═════ DATA

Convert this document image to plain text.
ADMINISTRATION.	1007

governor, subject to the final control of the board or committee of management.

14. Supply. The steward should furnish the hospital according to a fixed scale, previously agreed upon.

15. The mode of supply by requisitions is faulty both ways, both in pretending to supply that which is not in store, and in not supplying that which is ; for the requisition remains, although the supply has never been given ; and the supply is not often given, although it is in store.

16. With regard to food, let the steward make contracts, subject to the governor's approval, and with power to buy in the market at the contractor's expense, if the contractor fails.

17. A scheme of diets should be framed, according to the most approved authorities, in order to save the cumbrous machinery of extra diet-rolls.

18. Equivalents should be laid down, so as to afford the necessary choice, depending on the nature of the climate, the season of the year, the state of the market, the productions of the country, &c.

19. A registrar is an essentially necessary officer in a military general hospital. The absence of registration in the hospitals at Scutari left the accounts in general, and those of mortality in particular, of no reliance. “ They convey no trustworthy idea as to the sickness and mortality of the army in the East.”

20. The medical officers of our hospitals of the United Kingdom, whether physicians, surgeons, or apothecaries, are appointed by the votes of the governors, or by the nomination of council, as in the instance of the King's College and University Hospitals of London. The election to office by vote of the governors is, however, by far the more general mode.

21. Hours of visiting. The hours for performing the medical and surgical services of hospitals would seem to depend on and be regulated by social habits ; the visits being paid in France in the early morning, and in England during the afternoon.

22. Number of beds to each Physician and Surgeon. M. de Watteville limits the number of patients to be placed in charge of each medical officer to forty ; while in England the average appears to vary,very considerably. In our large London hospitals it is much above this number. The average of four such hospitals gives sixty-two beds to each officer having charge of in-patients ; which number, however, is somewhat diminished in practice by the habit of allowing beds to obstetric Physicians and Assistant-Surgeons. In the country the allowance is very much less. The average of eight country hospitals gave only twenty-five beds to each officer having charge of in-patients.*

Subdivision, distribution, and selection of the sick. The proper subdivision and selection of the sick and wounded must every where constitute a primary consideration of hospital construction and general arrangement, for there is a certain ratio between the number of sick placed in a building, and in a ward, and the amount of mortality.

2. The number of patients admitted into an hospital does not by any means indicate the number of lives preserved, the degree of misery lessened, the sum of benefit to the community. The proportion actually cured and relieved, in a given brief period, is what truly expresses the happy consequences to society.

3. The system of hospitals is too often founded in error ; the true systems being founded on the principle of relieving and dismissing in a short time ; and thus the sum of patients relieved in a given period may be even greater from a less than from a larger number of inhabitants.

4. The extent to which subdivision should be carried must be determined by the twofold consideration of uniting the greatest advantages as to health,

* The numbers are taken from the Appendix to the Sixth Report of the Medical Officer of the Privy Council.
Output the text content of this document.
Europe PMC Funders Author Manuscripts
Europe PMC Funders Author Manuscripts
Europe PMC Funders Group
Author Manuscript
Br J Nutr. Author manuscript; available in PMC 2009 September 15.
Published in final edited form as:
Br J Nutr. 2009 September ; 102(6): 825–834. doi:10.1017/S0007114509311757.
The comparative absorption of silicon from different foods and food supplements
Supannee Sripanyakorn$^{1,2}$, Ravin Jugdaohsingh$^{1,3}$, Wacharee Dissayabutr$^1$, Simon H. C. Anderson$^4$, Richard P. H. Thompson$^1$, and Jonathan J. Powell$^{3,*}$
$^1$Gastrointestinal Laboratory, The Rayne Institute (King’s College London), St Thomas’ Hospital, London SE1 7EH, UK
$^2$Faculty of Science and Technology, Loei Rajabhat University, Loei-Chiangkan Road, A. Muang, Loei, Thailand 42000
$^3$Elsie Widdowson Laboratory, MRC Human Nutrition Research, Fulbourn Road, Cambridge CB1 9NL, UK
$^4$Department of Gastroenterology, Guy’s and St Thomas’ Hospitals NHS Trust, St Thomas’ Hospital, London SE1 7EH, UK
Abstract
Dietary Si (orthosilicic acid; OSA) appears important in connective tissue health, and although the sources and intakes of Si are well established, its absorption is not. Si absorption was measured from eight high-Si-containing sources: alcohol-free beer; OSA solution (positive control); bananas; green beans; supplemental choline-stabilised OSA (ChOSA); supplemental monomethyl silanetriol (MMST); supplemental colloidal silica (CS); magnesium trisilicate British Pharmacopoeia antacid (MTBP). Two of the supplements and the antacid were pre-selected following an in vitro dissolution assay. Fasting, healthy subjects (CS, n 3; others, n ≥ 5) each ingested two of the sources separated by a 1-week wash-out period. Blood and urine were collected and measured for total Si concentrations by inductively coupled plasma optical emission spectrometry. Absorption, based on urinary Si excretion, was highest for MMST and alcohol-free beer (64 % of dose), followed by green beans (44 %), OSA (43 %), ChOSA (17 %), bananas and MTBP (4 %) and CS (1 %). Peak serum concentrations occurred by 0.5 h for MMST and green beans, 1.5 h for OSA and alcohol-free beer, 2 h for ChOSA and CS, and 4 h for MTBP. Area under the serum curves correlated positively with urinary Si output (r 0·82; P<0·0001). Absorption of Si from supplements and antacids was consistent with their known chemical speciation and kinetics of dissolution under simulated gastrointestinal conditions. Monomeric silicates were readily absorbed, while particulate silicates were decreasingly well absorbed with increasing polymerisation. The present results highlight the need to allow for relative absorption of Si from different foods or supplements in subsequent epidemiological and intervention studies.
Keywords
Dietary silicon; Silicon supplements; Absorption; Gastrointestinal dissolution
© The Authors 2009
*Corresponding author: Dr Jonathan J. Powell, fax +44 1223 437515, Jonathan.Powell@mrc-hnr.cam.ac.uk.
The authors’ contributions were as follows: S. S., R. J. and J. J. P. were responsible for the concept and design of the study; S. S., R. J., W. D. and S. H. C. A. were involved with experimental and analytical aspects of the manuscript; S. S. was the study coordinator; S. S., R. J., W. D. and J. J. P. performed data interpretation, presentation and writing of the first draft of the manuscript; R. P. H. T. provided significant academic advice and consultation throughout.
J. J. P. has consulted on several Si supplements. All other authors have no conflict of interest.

══════════

[TASK DETAILS] Repeat all of the records exactly.

[RESULT OF THE TASK]
Convert this document image to plain text.
ADMINISTRATION.	1007

governor, subject to the final control of the board or committee of management.

14. Supply. The steward should furnish the hospital according to a fixed scale, previously agreed upon.

15. The mode of supply by requisitions is faulty both ways, both in pretending to supply that which is not in store, and in not supplying that which is ; for the requisition remains, although the supply has never been given ; and the supply is not often given, although it is in store.

16. With regard to food, let the steward make contracts, subject to the governor's approval, and with power to buy in the market at the contractor's expense, if the contractor fails.

17. A scheme of diets should be framed, according to the most approved authorities, in order to save the cumbrous machinery of extra diet-rolls.

18. Equivalents should be laid down, so as to afford the necessary choice, depending on the nature of the climate, the season of the year, the state of the market, the productions of the country, &c.

19. A registrar is an essentially necessary officer in a military general hospital. The absence of registration in the hospitals at Scutari left the accounts in general, and those of mortality in particular, of no reliance. “ They convey no trustworthy idea as to the sickness and mortality of the army in the East.”

20. The medical officers of our hospitals of the United Kingdom, whether physicians, surgeons, or apothecaries, are appointed by the votes of the governors, or by the nomination of council, as in the instance of the King's College and University Hospitals of London. The election to office by vote of the governors is, however, by far the more general mode.

21. Hours of visiting. The hours for performing the medical and surgical services of hospitals would seem to depend on and be regulated by social habits ; the visits being paid in France in the early morning, and in England during the afternoon.

22. Number of beds to each Physician and Surgeon. M. de Watteville limits the number of patients to be placed in charge of each medical officer to forty ; while in England the average appears to vary,very considerably. In our large London hospitals it is much above this number. The average of four such hospitals gives sixty-two beds to each officer having charge of in-patients ; which number, however, is somewhat diminished in practice by the habit of allowing beds to obstetric Physicians and Assistant-Surgeons. In the country the allowance is very much less. The average of eight country hospitals gave only twenty-five beds to each officer having charge of in-patients.*

Subdivision, distribution, and selection of the sick. The proper subdivision and selection of the sick and wounded must every where constitute a primary consideration of hospital construction and general arrangement, for there is a certain ratio between the number of sick placed in a building, and in a ward, and the amount of mortality.

2. The number of patients admitted into an hospital does not by any means indicate the number of lives preserved, the degree of misery lessened, the sum of benefit to the community. The proportion actually cured and relieved, in a given brief period, is what truly expresses the happy consequences to society.

3. The system of hospitals is too often founded in error ; the true systems being founded on the principle of relieving and dismissing in a short time ; and thus the sum of patients relieved in a given period may be even greater from a less than from a larger number of inhabitants.

4. The extent to which subdivision should be carried must be determined by the twofold consideration of uniting the greatest advantages as to health,

* The numbers are taken from the Appendix to the Sixth Report of the Medical Officer of the Privy Council.
Output the text content of this document.
Europe PMC Funders Author Manuscripts
Europe PMC Funders Author Manuscripts
Europe PMC Funders Group
Author Manuscript
Br J Nutr. Author manuscript; available in PMC 2009 September 15.
Published in final edited form as:
Br J Nutr. 2009 September ; 102(6): 825–834. doi:10.1017/S0007114509311757.
The comparative absorption of silicon from different foods and food supplements
Supannee Sripanyakorn$^{1,2}$, Ravin Jugdaohsingh$^{1,3}$, Wacharee Dissayabutr$^1$, Simon H. C. Anderson$^4$, Richard P. H. Thompson$^1$, and Jonathan J. Powell$^{3,*}$
$^1$Gastrointestinal Laboratory, The Rayne Institute (King’s College London), St Thomas’ Hospital, London SE1 7EH, UK
$^2$Faculty of Science and Technology, Loei Rajabhat University, Loei-Chiangkan Road, A. Muang, Loei, Thailand 42000
$^3$Elsie Widdowson Laboratory, MRC Human Nutrition Research, Fulbourn Road, Cambridge CB1 9NL, UK
$^4$Department of Gastroenterology, Guy’s and St Thomas’ Hospitals NHS Trust, St Thomas’ Hospital, London SE1 7EH, UK
Abstract
Dietary Si (orthosilicic acid; OSA) appears important in connective tissue health, and although the sources and intakes of Si are well established, its absorption is not. Si absorption was measured from eight high-Si-containing sources: alcohol-free beer; OSA solution (positive control); bananas; green beans; supplemental choline-stabilised OSA (ChOSA); supplemental monomethyl silanetriol (MMST); supplemental colloidal silica (CS); magnesium trisilicate British Pharmacopoeia antacid (MTBP). Two of the supplements and the antacid were pre-selected following an in vitro dissolution assay. Fasting, healthy subjects (CS, n 3; others, n ≥ 5) each ingested two of the sources separated by a 1-week wash-out period. Blood and urine were collected and measured for total Si concentrations by inductively coupled plasma optical emission spectrometry. Absorption, based on urinary Si excretion, was highest for MMST and alcohol-free beer (64 % of dose), followed by green beans (44 %), OSA (43 %), ChOSA (17 %), bananas and MTBP (4 %) and CS (1 %). Peak serum concentrations occurred by 0.5 h for MMST and green beans, 1.5 h for OSA and alcohol-free beer, 2 h for ChOSA and CS, and 4 h for MTBP. Area under the serum curves correlated positively with urinary Si output (r 0·82; P<0·0001). Absorption of Si from supplements and antacids was consistent with their known chemical speciation and kinetics of dissolution under simulated gastrointestinal conditions. Monomeric silicates were readily absorbed, while particulate silicates were decreasingly well absorbed with increasing polymerisation. The present results highlight the need to allow for relative absorption of Si from different foods or supplements in subsequent epidemiological and intervention studies.
Keywords
Dietary silicon; Silicon supplements; Absorption; Gastrointestinal dissolution
© The Authors 2009
*Corresponding author: Dr Jonathan J. Powell, fax +44 1223 437515, Jonathan.Powell@mrc-hnr.cam.ac.uk.
The authors’ contributions were as follows: S. S., R. J. and J. J. P. were responsible for the concept and design of the study; S. S., R. J., W. D. and S. H. C. A. were involved with experimental and analytical aspects of the manuscript; S. S. was the study coordinator; S. S., R. J., W. D. and J. J. P. performed data interpretation, presentation and writing of the first draft of the manuscript; R. P. H. T. provided significant academic advice and consultation throughout.
J. J. P. has consulted on several Si supplements. All other authors have no conflict of interest.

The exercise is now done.